══ Data provided
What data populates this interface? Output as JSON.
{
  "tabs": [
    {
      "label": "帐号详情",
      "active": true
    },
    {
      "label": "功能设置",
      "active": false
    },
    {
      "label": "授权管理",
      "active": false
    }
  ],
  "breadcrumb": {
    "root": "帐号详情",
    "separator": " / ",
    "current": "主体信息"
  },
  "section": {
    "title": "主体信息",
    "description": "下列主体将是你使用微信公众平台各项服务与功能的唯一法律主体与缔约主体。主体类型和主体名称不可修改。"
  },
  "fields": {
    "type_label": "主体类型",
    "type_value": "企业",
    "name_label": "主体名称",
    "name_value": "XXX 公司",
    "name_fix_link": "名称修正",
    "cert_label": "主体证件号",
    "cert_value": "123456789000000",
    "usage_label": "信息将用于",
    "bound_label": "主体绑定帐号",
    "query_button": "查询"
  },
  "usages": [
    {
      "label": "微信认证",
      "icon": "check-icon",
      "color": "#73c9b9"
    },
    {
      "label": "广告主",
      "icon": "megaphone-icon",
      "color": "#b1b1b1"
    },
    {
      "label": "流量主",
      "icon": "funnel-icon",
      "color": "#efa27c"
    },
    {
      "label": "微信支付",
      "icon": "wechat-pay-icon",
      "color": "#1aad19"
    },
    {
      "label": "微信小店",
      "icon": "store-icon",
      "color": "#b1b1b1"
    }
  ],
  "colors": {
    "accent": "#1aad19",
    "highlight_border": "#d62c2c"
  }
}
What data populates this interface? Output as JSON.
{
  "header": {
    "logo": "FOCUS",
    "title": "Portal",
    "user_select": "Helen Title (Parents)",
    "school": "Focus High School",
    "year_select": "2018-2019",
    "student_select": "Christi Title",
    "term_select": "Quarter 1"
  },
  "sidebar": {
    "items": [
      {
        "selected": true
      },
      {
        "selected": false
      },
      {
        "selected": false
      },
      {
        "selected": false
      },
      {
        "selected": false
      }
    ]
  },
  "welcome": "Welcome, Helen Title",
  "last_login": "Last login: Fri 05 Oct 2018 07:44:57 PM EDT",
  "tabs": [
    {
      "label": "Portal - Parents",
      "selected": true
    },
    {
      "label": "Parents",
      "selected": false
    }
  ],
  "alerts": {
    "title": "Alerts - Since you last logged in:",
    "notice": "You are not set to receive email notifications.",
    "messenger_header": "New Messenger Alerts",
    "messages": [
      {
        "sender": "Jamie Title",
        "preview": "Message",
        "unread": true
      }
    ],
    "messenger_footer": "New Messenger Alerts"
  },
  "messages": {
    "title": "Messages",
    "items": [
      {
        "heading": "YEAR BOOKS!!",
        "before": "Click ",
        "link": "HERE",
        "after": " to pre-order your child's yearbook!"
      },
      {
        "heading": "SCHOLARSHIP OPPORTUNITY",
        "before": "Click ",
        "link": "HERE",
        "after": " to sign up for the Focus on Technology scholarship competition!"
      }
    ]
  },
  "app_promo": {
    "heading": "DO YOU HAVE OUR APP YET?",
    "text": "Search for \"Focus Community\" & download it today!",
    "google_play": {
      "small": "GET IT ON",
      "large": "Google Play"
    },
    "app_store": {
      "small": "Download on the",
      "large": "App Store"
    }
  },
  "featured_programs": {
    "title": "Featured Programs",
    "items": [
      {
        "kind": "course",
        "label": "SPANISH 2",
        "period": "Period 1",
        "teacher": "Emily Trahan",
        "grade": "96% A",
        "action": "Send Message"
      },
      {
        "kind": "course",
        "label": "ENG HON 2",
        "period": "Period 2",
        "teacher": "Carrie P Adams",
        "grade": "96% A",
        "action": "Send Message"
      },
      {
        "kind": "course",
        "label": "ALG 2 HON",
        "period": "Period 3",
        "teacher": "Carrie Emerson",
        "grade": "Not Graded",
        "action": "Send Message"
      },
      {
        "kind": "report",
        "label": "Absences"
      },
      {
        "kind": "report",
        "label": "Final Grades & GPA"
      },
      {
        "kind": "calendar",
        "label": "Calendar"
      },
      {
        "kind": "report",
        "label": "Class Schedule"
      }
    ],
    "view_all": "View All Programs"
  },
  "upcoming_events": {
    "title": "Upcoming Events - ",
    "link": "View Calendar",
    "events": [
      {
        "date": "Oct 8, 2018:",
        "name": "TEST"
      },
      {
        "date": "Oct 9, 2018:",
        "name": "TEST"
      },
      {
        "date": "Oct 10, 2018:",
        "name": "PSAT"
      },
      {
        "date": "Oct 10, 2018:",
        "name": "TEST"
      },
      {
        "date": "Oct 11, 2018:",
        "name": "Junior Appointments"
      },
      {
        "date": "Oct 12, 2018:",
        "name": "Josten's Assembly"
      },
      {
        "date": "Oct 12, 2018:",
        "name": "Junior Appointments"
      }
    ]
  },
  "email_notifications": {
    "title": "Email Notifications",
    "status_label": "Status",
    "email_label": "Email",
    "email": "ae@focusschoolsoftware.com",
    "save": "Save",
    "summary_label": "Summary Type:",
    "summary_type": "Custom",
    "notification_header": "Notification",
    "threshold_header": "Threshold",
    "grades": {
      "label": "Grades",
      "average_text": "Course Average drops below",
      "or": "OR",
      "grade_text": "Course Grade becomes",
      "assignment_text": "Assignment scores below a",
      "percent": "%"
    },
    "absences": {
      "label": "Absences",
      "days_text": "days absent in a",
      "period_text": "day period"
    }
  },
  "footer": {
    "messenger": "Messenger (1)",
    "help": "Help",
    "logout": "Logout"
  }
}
════
What to produce:
Above are the records. Copy every line in them holding "period".

Exercise response:
        "period": "Period 1",
        "period": "Period 2",
        "period": "Period 3",
      "period_text": "day period"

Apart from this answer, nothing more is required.